Pull out every line with the word "JSON" from the entries below.

### Data tied to figure images
▬▬▬

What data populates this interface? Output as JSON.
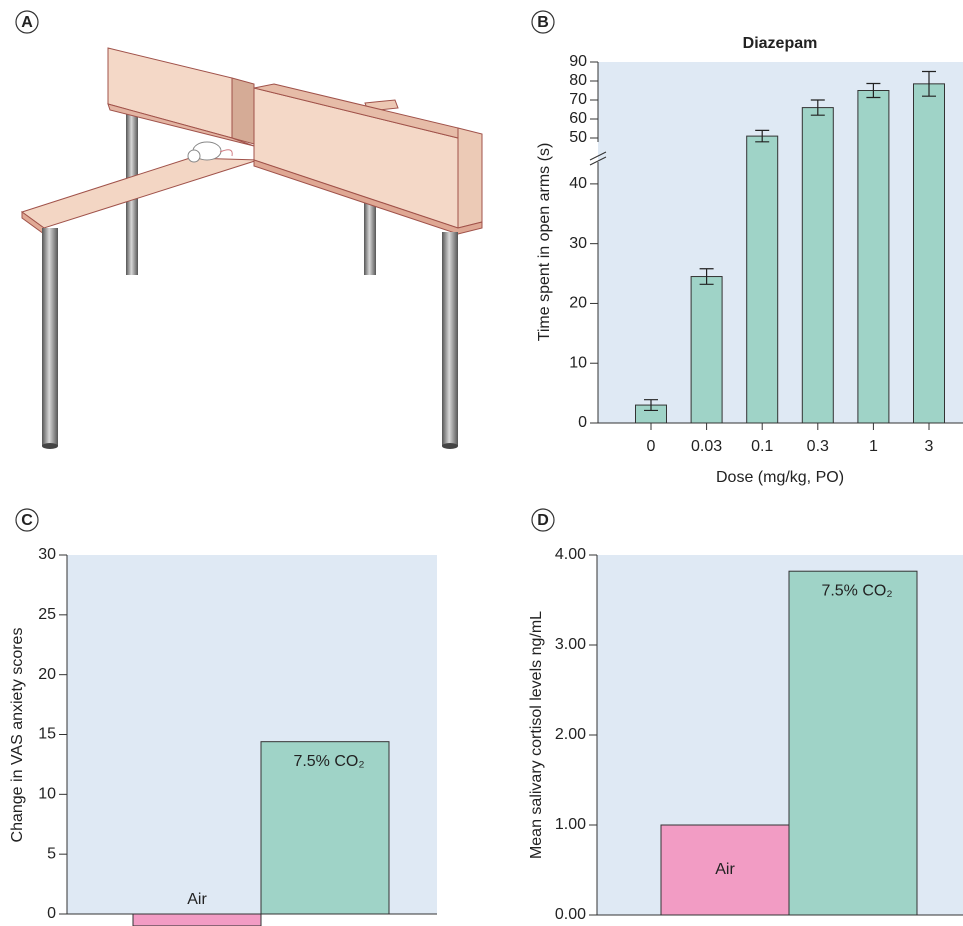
{
  "panel_labels": [
    "A",
    "B",
    "C",
    "D"
  ],
  "chart_data": [
    {
      "type": "bar",
      "title": "Diazepam",
      "x_label": "Dose (mg/kg, PO)",
      "y_label": "Time spent in open arms (s)",
      "categories": [
        "0",
        "0.03",
        "0.1",
        "0.3",
        "1",
        "3"
      ],
      "values": [
        3,
        24.5,
        51,
        66,
        75,
        78.5
      ],
      "errors": [
        0.9,
        1.3,
        3,
        4,
        3.7,
        6.5
      ],
      "color": "#9fd3c7",
      "ylim": [
        0,
        90
      ],
      "y_break": [
        45,
        50
      ],
      "yticks": [
        0,
        10,
        20,
        30,
        40,
        50,
        60,
        70,
        80,
        90
      ]
    },
    {
      "type": "bar",
      "y_label": "Change in VAS anxiety scores",
      "categories": [
        "Air",
        "7.5% CO₂"
      ],
      "values": [
        -1,
        14.4
      ],
      "colors": [
        "#f29cc4",
        "#9fd3c7"
      ],
      "ylim": [
        0,
        30
      ],
      "yticks": [
        0,
        5,
        10,
        15,
        20,
        25,
        30
      ]
    },
    {
      "type": "bar",
      "y_label": "Mean salivary cortisol levels ng/mL",
      "categories": [
        "Air",
        "7.5% CO₂"
      ],
      "values": [
        1.0,
        3.82
      ],
      "colors": [
        "#f29cc4",
        "#9fd3c7"
      ],
      "ylim": [
        0,
        4
      ],
      "yticks": [
        {
          "value": 0,
          "label": "0.00"
        },
        {
          "value": 1,
          "label": "1.00"
        },
        {
          "value": 2,
          "label": "2.00"
        },
        {
          "value": 3,
          "label": "3.00"
        },
        {
          "value": 4,
          "label": "4.00"
        }
      ]
    }
  ]
}
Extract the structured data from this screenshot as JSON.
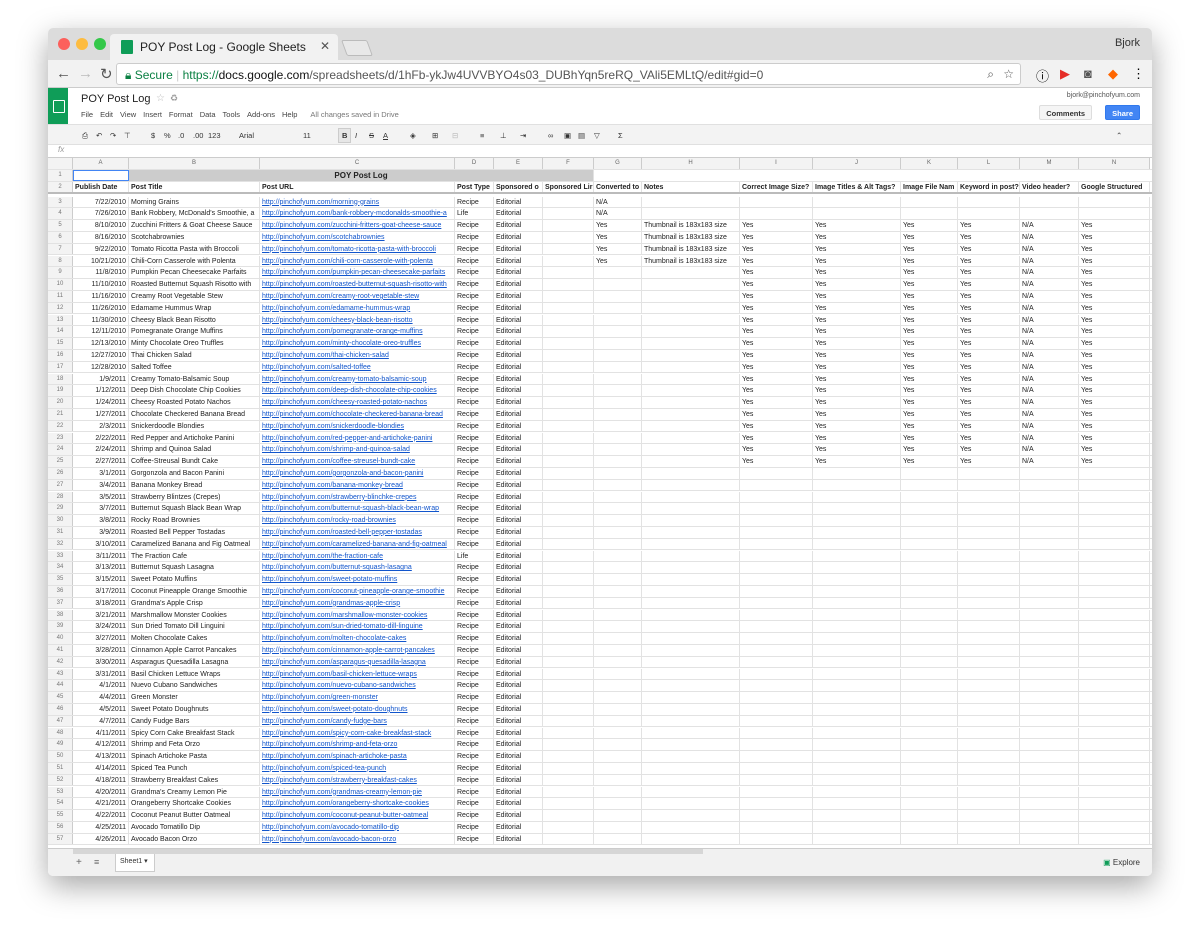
{
  "browser": {
    "tab_title": "POY Post Log - Google Sheets",
    "user": "Bjork",
    "secure_label": "Secure",
    "url_scheme": "https://",
    "url_domain": "docs.google.com",
    "url_path": "/spreadsheets/d/1hFb-ykJw4UVVBYO4s03_DUBhYqn5reRQ_VAli5EMLtQ/edit#gid=0"
  },
  "sheets": {
    "title": "POY Post Log",
    "menus": [
      "File",
      "Edit",
      "View",
      "Insert",
      "Format",
      "Data",
      "Tools",
      "Add-ons",
      "Help"
    ],
    "saved": "All changes saved in Drive",
    "email": "bjork@pinchofyum.com",
    "comments": "Comments",
    "share": "Share",
    "toolbar": {
      "currency": "$",
      "percent": "%",
      "dec_less": ".0",
      "dec_more": ".00",
      "format": "123",
      "font": "Arial",
      "size": "11",
      "bold": "B",
      "italic": "I",
      "strike": "S",
      "color": "A"
    },
    "fx": "fx",
    "sheet_tab": "Sheet1",
    "explore": "Explore"
  },
  "columns": [
    "A",
    "B",
    "C",
    "D",
    "E",
    "F",
    "G",
    "H",
    "I",
    "J",
    "K",
    "L",
    "M",
    "N"
  ],
  "title_row": "POY Post Log",
  "headers": [
    "Publish Date",
    "Post Title",
    "Post URL",
    "Post Type",
    "Sponsored o",
    "Sponsored Lir",
    "Converted to",
    "Notes",
    "Correct Image Size?",
    "Image Titles & Alt Tags?",
    "Image File Nam",
    "Keyword in post?",
    "Video header?",
    "Google Structured"
  ],
  "rows": [
    [
      "7/22/2010",
      "Morning Grains",
      "http://pinchofyum.com/morning-grains",
      "Recipe",
      "Editorial",
      "",
      "N/A"
    ],
    [
      "7/26/2010",
      "Bank Robbery, McDonald's Smoothie, a",
      "http://pinchofyum.com/bank-robbery-mcdonalds-smoothie-a",
      "Life",
      "Editorial",
      "",
      "N/A"
    ],
    [
      "8/10/2010",
      "Zucchini Fritters & Goat Cheese Sauce",
      "http://pinchofyum.com/zucchini-fritters-goat-cheese-sauce",
      "Recipe",
      "Editorial",
      "",
      "Yes",
      "Thumbnail is 183x183 size",
      "Yes",
      "Yes",
      "Yes",
      "Yes",
      "N/A",
      "Yes"
    ],
    [
      "8/16/2010",
      "Scotchabrownies",
      "http://pinchofyum.com/scotchabrownies",
      "Recipe",
      "Editorial",
      "",
      "Yes",
      "Thumbnail is 183x183 size",
      "Yes",
      "Yes",
      "Yes",
      "Yes",
      "N/A",
      "Yes"
    ],
    [
      "9/22/2010",
      "Tomato Ricotta Pasta with Broccoli",
      "http://pinchofyum.com/tomato-ricotta-pasta-with-broccoli",
      "Recipe",
      "Editorial",
      "",
      "Yes",
      "Thumbnail is 183x183 size",
      "Yes",
      "Yes",
      "Yes",
      "Yes",
      "N/A",
      "Yes"
    ],
    [
      "10/21/2010",
      "Chili-Corn Casserole with Polenta",
      "http://pinchofyum.com/chili-corn-casserole-with-polenta",
      "Recipe",
      "Editorial",
      "",
      "Yes",
      "Thumbnail is 183x183 size",
      "Yes",
      "Yes",
      "Yes",
      "Yes",
      "N/A",
      "Yes"
    ],
    [
      "11/8/2010",
      "Pumpkin Pecan Cheesecake Parfaits",
      "http://pinchofyum.com/pumpkin-pecan-cheesecake-parfaits",
      "Recipe",
      "Editorial",
      "",
      "",
      "",
      "Yes",
      "Yes",
      "Yes",
      "Yes",
      "N/A",
      "Yes"
    ],
    [
      "11/10/2010",
      "Roasted Butternut Squash Risotto with",
      "http://pinchofyum.com/roasted-butternut-squash-risotto-with",
      "Recipe",
      "Editorial",
      "",
      "",
      "",
      "Yes",
      "Yes",
      "Yes",
      "Yes",
      "N/A",
      "Yes"
    ],
    [
      "11/16/2010",
      "Creamy Root Vegetable Stew",
      "http://pinchofyum.com/creamy-root-vegetable-stew",
      "Recipe",
      "Editorial",
      "",
      "",
      "",
      "Yes",
      "Yes",
      "Yes",
      "Yes",
      "N/A",
      "Yes"
    ],
    [
      "11/26/2010",
      "Edamame Hummus Wrap",
      "http://pinchofyum.com/edamame-hummus-wrap",
      "Recipe",
      "Editorial",
      "",
      "",
      "",
      "Yes",
      "Yes",
      "Yes",
      "Yes",
      "N/A",
      "Yes"
    ],
    [
      "11/30/2010",
      "Cheesy Black Bean Risotto",
      "http://pinchofyum.com/cheesy-black-bean-risotto",
      "Recipe",
      "Editorial",
      "",
      "",
      "",
      "Yes",
      "Yes",
      "Yes",
      "Yes",
      "N/A",
      "Yes"
    ],
    [
      "12/11/2010",
      "Pomegranate Orange Muffins",
      "http://pinchofyum.com/pomegranate-orange-muffins",
      "Recipe",
      "Editorial",
      "",
      "",
      "",
      "Yes",
      "Yes",
      "Yes",
      "Yes",
      "N/A",
      "Yes"
    ],
    [
      "12/13/2010",
      "Minty Chocolate Oreo Truffles",
      "http://pinchofyum.com/minty-chocolate-oreo-truffles",
      "Recipe",
      "Editorial",
      "",
      "",
      "",
      "Yes",
      "Yes",
      "Yes",
      "Yes",
      "N/A",
      "Yes"
    ],
    [
      "12/27/2010",
      "Thai Chicken Salad",
      "http://pinchofyum.com/thai-chicken-salad",
      "Recipe",
      "Editorial",
      "",
      "",
      "",
      "Yes",
      "Yes",
      "Yes",
      "Yes",
      "N/A",
      "Yes"
    ],
    [
      "12/28/2010",
      "Salted Toffee",
      "http://pinchofyum.com/salted-toffee",
      "Recipe",
      "Editorial",
      "",
      "",
      "",
      "Yes",
      "Yes",
      "Yes",
      "Yes",
      "N/A",
      "Yes"
    ],
    [
      "1/9/2011",
      "Creamy Tomato-Balsamic Soup",
      "http://pinchofyum.com/creamy-tomato-balsamic-soup",
      "Recipe",
      "Editorial",
      "",
      "",
      "",
      "Yes",
      "Yes",
      "Yes",
      "Yes",
      "N/A",
      "Yes"
    ],
    [
      "1/12/2011",
      "Deep Dish Chocolate Chip Cookies",
      "http://pinchofyum.com/deep-dish-chocolate-chip-cookies",
      "Recipe",
      "Editorial",
      "",
      "",
      "",
      "Yes",
      "Yes",
      "Yes",
      "Yes",
      "N/A",
      "Yes"
    ],
    [
      "1/24/2011",
      "Cheesy Roasted Potato Nachos",
      "http://pinchofyum.com/cheesy-roasted-potato-nachos",
      "Recipe",
      "Editorial",
      "",
      "",
      "",
      "Yes",
      "Yes",
      "Yes",
      "Yes",
      "N/A",
      "Yes"
    ],
    [
      "1/27/2011",
      "Chocolate Checkered Banana Bread",
      "http://pinchofyum.com/chocolate-checkered-banana-bread",
      "Recipe",
      "Editorial",
      "",
      "",
      "",
      "Yes",
      "Yes",
      "Yes",
      "Yes",
      "N/A",
      "Yes"
    ],
    [
      "2/3/2011",
      "Snickerdoodle Blondies",
      "http://pinchofyum.com/snickerdoodle-blondies",
      "Recipe",
      "Editorial",
      "",
      "",
      "",
      "Yes",
      "Yes",
      "Yes",
      "Yes",
      "N/A",
      "Yes"
    ],
    [
      "2/22/2011",
      "Red Pepper and Artichoke Panini",
      "http://pinchofyum.com/red-pepper-and-artichoke-panini",
      "Recipe",
      "Editorial",
      "",
      "",
      "",
      "Yes",
      "Yes",
      "Yes",
      "Yes",
      "N/A",
      "Yes"
    ],
    [
      "2/24/2011",
      "Shrimp and Quinoa Salad",
      "http://pinchofyum.com/shrimp-and-quinoa-salad",
      "Recipe",
      "Editorial",
      "",
      "",
      "",
      "Yes",
      "Yes",
      "Yes",
      "Yes",
      "N/A",
      "Yes"
    ],
    [
      "2/27/2011",
      "Coffee-Streusal Bundt Cake",
      "http://pinchofyum.com/coffee-streusel-bundt-cake",
      "Recipe",
      "Editorial",
      "",
      "",
      "",
      "Yes",
      "Yes",
      "Yes",
      "Yes",
      "N/A",
      "Yes"
    ],
    [
      "3/1/2011",
      "Gorgonzola and Bacon Panini",
      "http://pinchofyum.com/gorgonzola-and-bacon-panini",
      "Recipe",
      "Editorial"
    ],
    [
      "3/4/2011",
      "Banana Monkey Bread",
      "http://pinchofyum.com/banana-monkey-bread",
      "Recipe",
      "Editorial"
    ],
    [
      "3/5/2011",
      "Strawberry Blintzes (Crepes)",
      "http://pinchofyum.com/strawberry-blinchke-crepes",
      "Recipe",
      "Editorial"
    ],
    [
      "3/7/2011",
      "Butternut Squash Black Bean Wrap",
      "http://pinchofyum.com/butternut-squash-black-bean-wrap",
      "Recipe",
      "Editorial"
    ],
    [
      "3/8/2011",
      "Rocky Road Brownies",
      "http://pinchofyum.com/rocky-road-brownies",
      "Recipe",
      "Editorial"
    ],
    [
      "3/9/2011",
      "Roasted Bell Pepper Tostadas",
      "http://pinchofyum.com/roasted-bell-pepper-tostadas",
      "Recipe",
      "Editorial"
    ],
    [
      "3/10/2011",
      "Caramelized Banana and Fig Oatmeal",
      "http://pinchofyum.com/caramelized-banana-and-fig-oatmeal",
      "Recipe",
      "Editorial"
    ],
    [
      "3/11/2011",
      "The Fraction Cafe",
      "http://pinchofyum.com/the-fraction-cafe",
      "Life",
      "Editorial"
    ],
    [
      "3/13/2011",
      "Butternut Squash Lasagna",
      "http://pinchofyum.com/butternut-squash-lasagna",
      "Recipe",
      "Editorial"
    ],
    [
      "3/15/2011",
      "Sweet Potato Muffins",
      "http://pinchofyum.com/sweet-potato-muffins",
      "Recipe",
      "Editorial"
    ],
    [
      "3/17/2011",
      "Coconut Pineapple Orange Smoothie",
      "http://pinchofyum.com/coconut-pineapple-orange-smoothie",
      "Recipe",
      "Editorial"
    ],
    [
      "3/18/2011",
      "Grandma's Apple Crisp",
      "http://pinchofyum.com/grandmas-apple-crisp",
      "Recipe",
      "Editorial"
    ],
    [
      "3/21/2011",
      "Marshmallow Monster Cookies",
      "http://pinchofyum.com/marshmallow-monster-cookies",
      "Recipe",
      "Editorial"
    ],
    [
      "3/24/2011",
      "Sun Dried Tomato Dill Linguini",
      "http://pinchofyum.com/sun-dried-tomato-dill-linguine",
      "Recipe",
      "Editorial"
    ],
    [
      "3/27/2011",
      "Molten Chocolate Cakes",
      "http://pinchofyum.com/molten-chocolate-cakes",
      "Recipe",
      "Editorial"
    ],
    [
      "3/28/2011",
      "Cinnamon Apple Carrot Pancakes",
      "http://pinchofyum.com/cinnamon-apple-carrot-pancakes",
      "Recipe",
      "Editorial"
    ],
    [
      "3/30/2011",
      "Asparagus Quesadilla Lasagna",
      "http://pinchofyum.com/asparagus-quesadilla-lasagna",
      "Recipe",
      "Editorial"
    ],
    [
      "3/31/2011",
      "Basil Chicken Lettuce Wraps",
      "http://pinchofyum.com/basil-chicken-lettuce-wraps",
      "Recipe",
      "Editorial"
    ],
    [
      "4/1/2011",
      "Nuevo Cubano Sandwiches",
      "http://pinchofyum.com/nuevo-cubano-sandwiches",
      "Recipe",
      "Editorial"
    ],
    [
      "4/4/2011",
      "Green Monster",
      "http://pinchofyum.com/green-monster",
      "Recipe",
      "Editorial"
    ],
    [
      "4/5/2011",
      "Sweet Potato Doughnuts",
      "http://pinchofyum.com/sweet-potato-doughnuts",
      "Recipe",
      "Editorial"
    ],
    [
      "4/7/2011",
      "Candy Fudge Bars",
      "http://pinchofyum.com/candy-fudge-bars",
      "Recipe",
      "Editorial"
    ],
    [
      "4/11/2011",
      "Spicy Corn Cake Breakfast Stack",
      "http://pinchofyum.com/spicy-corn-cake-breakfast-stack",
      "Recipe",
      "Editorial"
    ],
    [
      "4/12/2011",
      "Shrimp and Feta Orzo",
      "http://pinchofyum.com/shrimp-and-feta-orzo",
      "Recipe",
      "Editorial"
    ],
    [
      "4/13/2011",
      "Spinach Artichoke Pasta",
      "http://pinchofyum.com/spinach-artichoke-pasta",
      "Recipe",
      "Editorial"
    ],
    [
      "4/14/2011",
      "Spiced Tea Punch",
      "http://pinchofyum.com/spiced-tea-punch",
      "Recipe",
      "Editorial"
    ],
    [
      "4/18/2011",
      "Strawberry Breakfast Cakes",
      "http://pinchofyum.com/strawberry-breakfast-cakes",
      "Recipe",
      "Editorial"
    ],
    [
      "4/20/2011",
      "Grandma's Creamy Lemon Pie",
      "http://pinchofyum.com/grandmas-creamy-lemon-pie",
      "Recipe",
      "Editorial"
    ],
    [
      "4/21/2011",
      "Orangeberry Shortcake Cookies",
      "http://pinchofyum.com/orangeberry-shortcake-cookies",
      "Recipe",
      "Editorial"
    ],
    [
      "4/22/2011",
      "Coconut Peanut Butter Oatmeal",
      "http://pinchofyum.com/coconut-peanut-butter-oatmeal",
      "Recipe",
      "Editorial"
    ],
    [
      "4/25/2011",
      "Avocado Tomatillo Dip",
      "http://pinchofyum.com/avocado-tomatillo-dip",
      "Recipe",
      "Editorial"
    ],
    [
      "4/26/2011",
      "Avocado Bacon Orzo",
      "http://pinchofyum.com/avocado-bacon-orzo",
      "Recipe",
      "Editorial"
    ]
  ],
  "colors": {
    "brand": "#0f9d58",
    "share": "#4285f4",
    "link": "#1155cc",
    "title_fill": "#cccccc"
  }
}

▬▬▬

### Answer in full
What data populates this interface? Output as JSON.
Extract the structured data from this screenshot as JSON.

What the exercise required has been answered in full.